Identify all lines in the listing that include the word "Equipment", and copy them out.

· · · · · · ·

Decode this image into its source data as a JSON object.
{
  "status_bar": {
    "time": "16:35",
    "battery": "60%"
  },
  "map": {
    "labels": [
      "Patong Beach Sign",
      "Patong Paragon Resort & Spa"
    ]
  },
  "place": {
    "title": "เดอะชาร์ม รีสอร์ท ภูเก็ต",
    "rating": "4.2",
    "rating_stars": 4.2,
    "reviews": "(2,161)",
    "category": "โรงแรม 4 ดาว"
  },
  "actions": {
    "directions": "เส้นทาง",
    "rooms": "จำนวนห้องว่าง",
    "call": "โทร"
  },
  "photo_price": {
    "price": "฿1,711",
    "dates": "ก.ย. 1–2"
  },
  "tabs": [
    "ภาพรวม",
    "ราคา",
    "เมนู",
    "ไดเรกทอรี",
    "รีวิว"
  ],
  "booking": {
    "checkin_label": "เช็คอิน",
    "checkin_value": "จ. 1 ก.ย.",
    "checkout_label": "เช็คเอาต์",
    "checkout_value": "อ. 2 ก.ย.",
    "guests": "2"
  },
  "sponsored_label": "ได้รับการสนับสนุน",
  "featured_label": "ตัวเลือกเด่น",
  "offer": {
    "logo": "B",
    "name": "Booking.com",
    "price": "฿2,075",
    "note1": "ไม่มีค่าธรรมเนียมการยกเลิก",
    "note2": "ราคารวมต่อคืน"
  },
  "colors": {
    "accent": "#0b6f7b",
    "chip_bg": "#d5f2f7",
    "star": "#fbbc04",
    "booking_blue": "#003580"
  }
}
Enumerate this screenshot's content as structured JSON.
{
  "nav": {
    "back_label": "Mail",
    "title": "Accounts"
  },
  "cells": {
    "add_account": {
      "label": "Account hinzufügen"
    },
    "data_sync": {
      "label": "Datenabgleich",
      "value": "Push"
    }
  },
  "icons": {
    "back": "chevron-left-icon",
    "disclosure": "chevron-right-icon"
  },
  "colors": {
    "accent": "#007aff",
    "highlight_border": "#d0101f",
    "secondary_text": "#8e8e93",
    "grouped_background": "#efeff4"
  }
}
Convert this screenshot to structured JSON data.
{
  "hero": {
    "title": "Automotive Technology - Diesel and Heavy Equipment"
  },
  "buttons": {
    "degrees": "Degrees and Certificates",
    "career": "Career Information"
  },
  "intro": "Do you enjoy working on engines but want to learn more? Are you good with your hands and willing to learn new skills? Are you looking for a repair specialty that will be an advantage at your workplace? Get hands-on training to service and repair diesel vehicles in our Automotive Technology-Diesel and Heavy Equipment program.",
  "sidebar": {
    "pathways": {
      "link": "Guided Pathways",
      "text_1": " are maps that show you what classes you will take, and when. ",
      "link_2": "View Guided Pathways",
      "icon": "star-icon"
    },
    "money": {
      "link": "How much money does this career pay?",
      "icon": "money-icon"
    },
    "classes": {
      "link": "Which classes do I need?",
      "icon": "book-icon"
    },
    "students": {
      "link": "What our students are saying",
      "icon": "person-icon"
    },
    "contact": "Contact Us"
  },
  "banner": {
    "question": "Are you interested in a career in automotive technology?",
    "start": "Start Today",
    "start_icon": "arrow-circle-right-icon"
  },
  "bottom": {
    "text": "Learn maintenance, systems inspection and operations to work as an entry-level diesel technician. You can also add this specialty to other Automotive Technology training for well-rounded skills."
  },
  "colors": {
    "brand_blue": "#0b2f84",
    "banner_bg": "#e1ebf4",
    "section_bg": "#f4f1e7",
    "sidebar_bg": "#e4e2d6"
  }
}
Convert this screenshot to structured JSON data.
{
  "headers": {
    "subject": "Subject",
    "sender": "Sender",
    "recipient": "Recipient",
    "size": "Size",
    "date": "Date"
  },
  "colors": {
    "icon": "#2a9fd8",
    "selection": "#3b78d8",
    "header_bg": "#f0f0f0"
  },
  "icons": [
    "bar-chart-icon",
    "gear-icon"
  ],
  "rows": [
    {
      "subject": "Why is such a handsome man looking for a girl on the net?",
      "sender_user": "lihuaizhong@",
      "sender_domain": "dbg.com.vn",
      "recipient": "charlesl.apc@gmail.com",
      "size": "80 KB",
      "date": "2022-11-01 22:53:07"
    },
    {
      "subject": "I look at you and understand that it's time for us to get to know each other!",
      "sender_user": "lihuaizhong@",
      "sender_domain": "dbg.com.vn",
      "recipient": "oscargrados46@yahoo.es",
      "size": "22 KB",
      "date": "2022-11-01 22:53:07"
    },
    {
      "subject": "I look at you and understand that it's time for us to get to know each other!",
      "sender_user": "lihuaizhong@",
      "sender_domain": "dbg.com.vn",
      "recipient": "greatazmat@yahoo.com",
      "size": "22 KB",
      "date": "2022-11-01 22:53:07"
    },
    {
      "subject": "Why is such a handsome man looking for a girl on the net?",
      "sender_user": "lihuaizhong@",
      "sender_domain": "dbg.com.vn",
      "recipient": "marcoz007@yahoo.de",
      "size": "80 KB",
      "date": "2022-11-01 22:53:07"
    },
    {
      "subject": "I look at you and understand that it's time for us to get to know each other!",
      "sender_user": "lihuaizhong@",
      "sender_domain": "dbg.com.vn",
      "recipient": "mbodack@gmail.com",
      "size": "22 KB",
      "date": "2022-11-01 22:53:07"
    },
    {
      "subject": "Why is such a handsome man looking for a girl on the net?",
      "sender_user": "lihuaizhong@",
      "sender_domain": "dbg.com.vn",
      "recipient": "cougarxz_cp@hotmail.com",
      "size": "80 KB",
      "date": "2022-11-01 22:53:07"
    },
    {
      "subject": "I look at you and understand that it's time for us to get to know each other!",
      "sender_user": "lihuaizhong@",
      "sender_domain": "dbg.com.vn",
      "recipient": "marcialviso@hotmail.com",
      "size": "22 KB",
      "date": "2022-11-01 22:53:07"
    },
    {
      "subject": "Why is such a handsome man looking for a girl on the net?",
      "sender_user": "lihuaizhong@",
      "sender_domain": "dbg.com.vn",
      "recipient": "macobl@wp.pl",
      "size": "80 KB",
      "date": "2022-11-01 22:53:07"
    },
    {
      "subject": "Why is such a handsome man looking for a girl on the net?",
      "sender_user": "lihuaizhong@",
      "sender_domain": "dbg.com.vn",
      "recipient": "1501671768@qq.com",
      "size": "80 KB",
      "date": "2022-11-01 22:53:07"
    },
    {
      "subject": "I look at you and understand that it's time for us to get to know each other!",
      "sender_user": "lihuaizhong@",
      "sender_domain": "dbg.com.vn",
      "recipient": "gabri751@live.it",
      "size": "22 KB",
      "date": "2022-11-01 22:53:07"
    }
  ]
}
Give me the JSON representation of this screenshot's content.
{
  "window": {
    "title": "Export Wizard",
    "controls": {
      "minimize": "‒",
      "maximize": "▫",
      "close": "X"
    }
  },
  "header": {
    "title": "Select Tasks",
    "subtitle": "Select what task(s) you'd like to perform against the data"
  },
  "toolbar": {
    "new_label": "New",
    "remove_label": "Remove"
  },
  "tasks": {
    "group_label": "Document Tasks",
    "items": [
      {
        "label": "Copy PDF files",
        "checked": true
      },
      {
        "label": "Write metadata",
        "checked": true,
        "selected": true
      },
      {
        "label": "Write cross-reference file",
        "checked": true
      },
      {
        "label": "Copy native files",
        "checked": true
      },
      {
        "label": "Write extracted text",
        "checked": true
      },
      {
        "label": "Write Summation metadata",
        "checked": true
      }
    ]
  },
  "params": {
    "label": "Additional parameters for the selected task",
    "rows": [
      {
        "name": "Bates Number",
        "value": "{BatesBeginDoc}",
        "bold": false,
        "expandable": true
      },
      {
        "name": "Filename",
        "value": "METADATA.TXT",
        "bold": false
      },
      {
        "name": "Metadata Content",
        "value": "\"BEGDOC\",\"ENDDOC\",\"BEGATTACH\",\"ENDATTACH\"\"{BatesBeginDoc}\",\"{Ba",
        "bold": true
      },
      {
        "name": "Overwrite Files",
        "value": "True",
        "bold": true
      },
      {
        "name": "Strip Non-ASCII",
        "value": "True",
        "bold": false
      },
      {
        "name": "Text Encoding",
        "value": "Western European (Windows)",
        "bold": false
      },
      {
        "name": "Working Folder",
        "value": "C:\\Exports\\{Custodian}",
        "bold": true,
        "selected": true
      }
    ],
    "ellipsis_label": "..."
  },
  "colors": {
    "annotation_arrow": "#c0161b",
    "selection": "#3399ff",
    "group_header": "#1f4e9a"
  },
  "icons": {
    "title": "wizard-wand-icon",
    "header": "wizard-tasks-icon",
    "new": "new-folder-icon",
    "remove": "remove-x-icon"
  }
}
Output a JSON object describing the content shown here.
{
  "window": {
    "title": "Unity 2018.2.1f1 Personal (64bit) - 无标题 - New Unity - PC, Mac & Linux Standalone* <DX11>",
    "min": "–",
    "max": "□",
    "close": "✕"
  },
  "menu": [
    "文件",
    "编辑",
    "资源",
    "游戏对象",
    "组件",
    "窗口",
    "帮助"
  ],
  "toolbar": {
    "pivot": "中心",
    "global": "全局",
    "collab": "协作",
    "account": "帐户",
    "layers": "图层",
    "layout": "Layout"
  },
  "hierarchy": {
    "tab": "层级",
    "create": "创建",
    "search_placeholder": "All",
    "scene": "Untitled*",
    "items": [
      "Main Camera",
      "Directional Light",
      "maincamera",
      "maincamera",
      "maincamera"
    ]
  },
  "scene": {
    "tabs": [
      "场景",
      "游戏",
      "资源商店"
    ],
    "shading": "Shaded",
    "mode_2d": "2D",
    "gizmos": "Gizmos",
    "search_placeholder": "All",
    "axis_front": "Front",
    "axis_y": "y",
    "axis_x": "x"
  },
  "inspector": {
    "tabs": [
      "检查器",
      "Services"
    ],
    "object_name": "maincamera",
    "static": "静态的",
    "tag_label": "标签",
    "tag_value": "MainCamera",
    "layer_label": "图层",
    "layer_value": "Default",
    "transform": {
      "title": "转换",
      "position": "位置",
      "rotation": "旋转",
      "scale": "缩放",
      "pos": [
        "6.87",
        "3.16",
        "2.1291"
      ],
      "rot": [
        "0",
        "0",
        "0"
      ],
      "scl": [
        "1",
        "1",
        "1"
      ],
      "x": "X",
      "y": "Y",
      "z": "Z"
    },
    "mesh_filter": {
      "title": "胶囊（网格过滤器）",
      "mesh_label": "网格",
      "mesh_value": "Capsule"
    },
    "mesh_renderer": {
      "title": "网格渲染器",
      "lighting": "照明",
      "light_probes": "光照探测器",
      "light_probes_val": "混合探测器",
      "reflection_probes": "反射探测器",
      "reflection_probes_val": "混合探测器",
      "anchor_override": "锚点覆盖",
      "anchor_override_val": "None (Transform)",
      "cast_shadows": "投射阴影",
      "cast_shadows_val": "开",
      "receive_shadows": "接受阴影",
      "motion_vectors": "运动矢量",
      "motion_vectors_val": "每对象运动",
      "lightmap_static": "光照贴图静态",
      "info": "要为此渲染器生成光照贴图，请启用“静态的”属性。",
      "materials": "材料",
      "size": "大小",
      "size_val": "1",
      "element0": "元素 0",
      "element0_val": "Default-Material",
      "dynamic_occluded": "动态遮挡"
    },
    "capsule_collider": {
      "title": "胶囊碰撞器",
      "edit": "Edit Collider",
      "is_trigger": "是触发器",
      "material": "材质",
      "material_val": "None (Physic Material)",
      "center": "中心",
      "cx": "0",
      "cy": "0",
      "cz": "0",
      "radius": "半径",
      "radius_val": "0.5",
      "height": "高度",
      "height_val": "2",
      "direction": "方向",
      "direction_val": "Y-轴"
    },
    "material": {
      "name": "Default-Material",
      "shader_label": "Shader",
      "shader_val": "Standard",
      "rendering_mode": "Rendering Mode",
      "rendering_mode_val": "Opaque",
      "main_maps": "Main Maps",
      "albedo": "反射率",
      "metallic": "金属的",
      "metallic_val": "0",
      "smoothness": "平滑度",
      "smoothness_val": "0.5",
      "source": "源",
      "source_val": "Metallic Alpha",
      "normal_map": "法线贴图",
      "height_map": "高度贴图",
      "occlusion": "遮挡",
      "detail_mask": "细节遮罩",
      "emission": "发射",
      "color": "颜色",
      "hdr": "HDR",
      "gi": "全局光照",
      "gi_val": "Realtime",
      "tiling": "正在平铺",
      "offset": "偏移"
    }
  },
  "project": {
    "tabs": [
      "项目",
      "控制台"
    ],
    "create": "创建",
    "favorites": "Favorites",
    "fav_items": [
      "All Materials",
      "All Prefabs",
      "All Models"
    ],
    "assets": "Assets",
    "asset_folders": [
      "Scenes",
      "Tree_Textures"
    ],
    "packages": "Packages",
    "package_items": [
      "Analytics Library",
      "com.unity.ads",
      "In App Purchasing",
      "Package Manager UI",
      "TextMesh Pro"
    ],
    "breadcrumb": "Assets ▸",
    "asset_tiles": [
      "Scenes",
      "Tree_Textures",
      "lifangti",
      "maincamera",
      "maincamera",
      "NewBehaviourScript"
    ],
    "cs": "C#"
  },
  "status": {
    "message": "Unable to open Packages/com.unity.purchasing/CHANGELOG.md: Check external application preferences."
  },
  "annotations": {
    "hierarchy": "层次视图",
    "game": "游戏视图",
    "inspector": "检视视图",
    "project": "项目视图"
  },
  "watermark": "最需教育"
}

· · · · · · ·

• _Output for this task_
    "title": "Automotive Technology - Diesel and Heavy Equipment"
  "intro": "Do you enjoy working on engines but want to learn more? Are you good with your hands and willing to learn new skills? Are you looking for a repair specialty that will be an advantage at your workplace? Get hands-on training to service and repair diesel vehicles in our Automotive Technology-Diesel and Heavy Equipment program.",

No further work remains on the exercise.